*Document text:*
* begin *

Makes about 48 hamentashen

Chocolate Cream Cheese Hamentashen – ITS VEGAN and GLUTEN-FREE!)

choc choc hamen

I am a HUGE fan of Norene Gilletz’s chocolate cream cheese pastry (found in the Food Processor

Bible). I have used it for years. SInce going gluten-free and dairy-free I have made a few modifications.

I use my cake pop dough and add cocoa powder and tofutti cream cheese to make a creamy

filling, but you can fill it anyway you like….Here is the recipie!

1 small tub of Tofutti cream cheese or regular cream cheese (227g or 1 cup) at room temperature

2 sticks of margarine or butter (225g) at room temperature

1/4 cup of granulated sugar (50 g)

1/2 cup cocoa powder (60g)

1/3 cup icing sugar (50g)

2 cups of all purpose flour (I use Better Batter which includes xanthan gum) (335g) or if you want to

make your own, follow the basic flour mixes here and add :

http://us5.campaign-archive2.com/?u=a04438cddd6154dfac78efa5f&id=6df6a39120

DIRECTIONS:

Cream the cream cheese, margarine and sugar using a paddle attachment. Add the dry ingredients

and mix well until it forms into a ball.

* end *

*Data extract:*
* begin *

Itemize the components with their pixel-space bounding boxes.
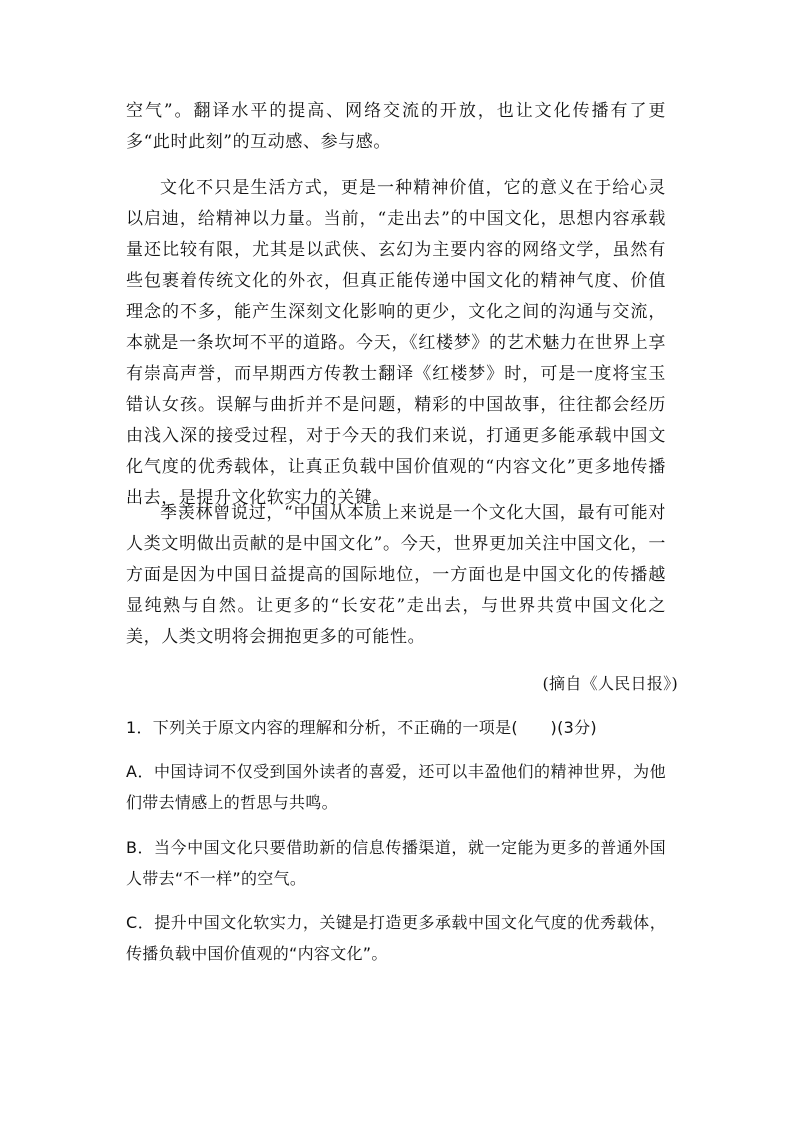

* end *
* begin *

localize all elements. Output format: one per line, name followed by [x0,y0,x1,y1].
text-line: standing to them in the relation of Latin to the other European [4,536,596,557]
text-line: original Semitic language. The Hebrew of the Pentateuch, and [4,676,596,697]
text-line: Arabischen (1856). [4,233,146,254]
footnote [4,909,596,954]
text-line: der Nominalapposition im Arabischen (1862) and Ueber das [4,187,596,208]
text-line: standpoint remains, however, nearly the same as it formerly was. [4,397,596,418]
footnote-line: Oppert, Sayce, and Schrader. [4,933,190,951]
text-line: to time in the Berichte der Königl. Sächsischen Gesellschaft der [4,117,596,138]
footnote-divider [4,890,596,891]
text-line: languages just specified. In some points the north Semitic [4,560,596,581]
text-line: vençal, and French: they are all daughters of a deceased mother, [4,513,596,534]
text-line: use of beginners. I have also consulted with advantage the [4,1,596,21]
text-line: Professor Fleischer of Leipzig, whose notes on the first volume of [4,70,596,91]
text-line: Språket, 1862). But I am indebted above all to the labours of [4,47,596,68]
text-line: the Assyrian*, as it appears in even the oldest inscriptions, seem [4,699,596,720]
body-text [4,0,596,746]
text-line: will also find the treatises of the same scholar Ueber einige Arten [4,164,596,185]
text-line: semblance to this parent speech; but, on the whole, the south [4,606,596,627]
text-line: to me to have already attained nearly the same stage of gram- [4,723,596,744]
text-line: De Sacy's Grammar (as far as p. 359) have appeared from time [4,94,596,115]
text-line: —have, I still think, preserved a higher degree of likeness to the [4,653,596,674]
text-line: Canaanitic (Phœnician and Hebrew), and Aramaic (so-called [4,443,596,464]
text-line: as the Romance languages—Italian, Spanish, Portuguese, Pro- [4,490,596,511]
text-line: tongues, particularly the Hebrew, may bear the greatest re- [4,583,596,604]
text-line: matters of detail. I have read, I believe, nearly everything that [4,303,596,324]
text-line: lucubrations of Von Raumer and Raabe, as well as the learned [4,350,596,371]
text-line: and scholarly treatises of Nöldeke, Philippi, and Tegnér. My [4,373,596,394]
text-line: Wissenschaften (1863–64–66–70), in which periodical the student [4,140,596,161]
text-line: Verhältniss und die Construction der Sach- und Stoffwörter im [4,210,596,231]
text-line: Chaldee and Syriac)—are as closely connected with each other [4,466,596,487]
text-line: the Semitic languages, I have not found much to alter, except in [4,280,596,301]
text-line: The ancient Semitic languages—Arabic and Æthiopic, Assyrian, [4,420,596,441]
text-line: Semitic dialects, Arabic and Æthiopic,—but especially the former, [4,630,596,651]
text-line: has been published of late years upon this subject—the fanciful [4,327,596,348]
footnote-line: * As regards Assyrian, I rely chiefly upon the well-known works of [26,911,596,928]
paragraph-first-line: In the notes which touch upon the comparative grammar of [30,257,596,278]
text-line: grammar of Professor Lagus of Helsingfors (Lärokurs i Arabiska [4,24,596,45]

* end *
* begin *

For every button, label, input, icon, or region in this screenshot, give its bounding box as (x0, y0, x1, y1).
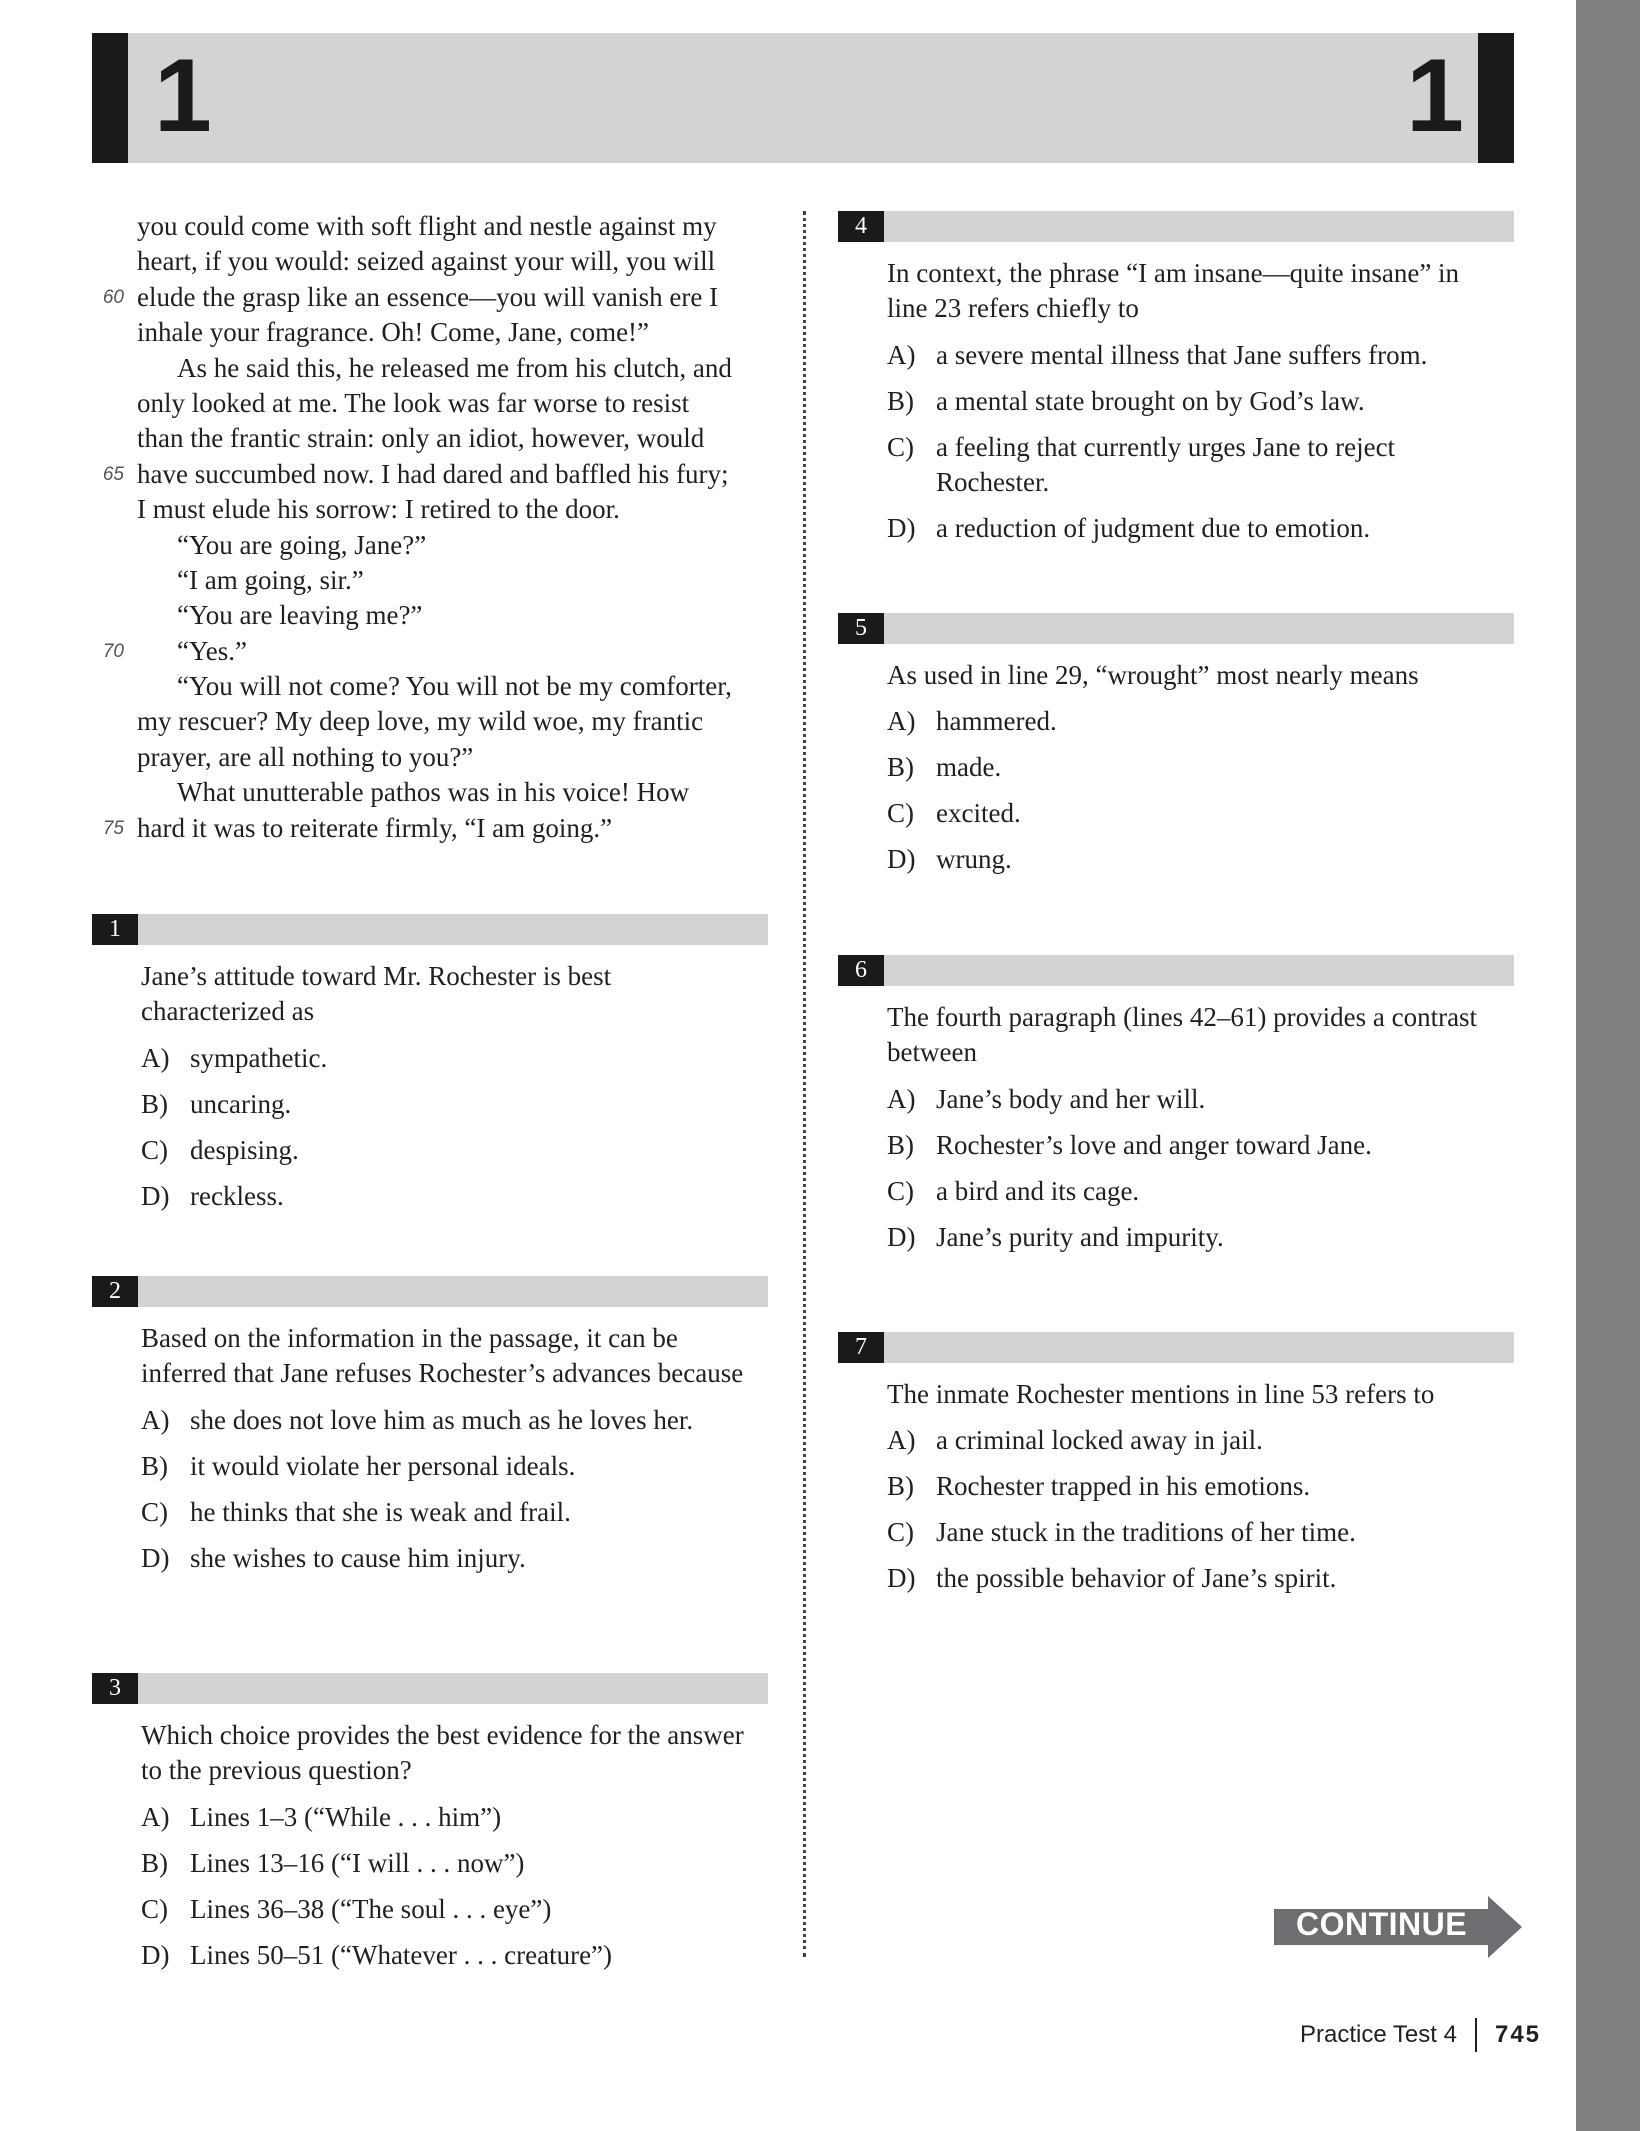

* end *

*Tasks to complete:*
A - According to the hamentashen recipe, how much cocoa powder goes into the dough?
B - Summarize the hamentashen recipe in two sentences.
The rows come from a source separate from the hamentashen recipe.

*Answers per task:*
A - 1/2 cup (60g).

B - The recipe makes about 48 chocolate cream cheese hamentashen and modifies Norene Gilletz's chocolate cream cheese pastry from the Food Processor Bible to be gluten-free and dairy-free. The dough combines cream cheese, margarine or butter, granulated sugar, cocoa powder, icing sugar, and all-purpose flour; the cream cheese, margarine, and sugar are creamed first, then the dry ingredients are added and mixed until it forms a ball.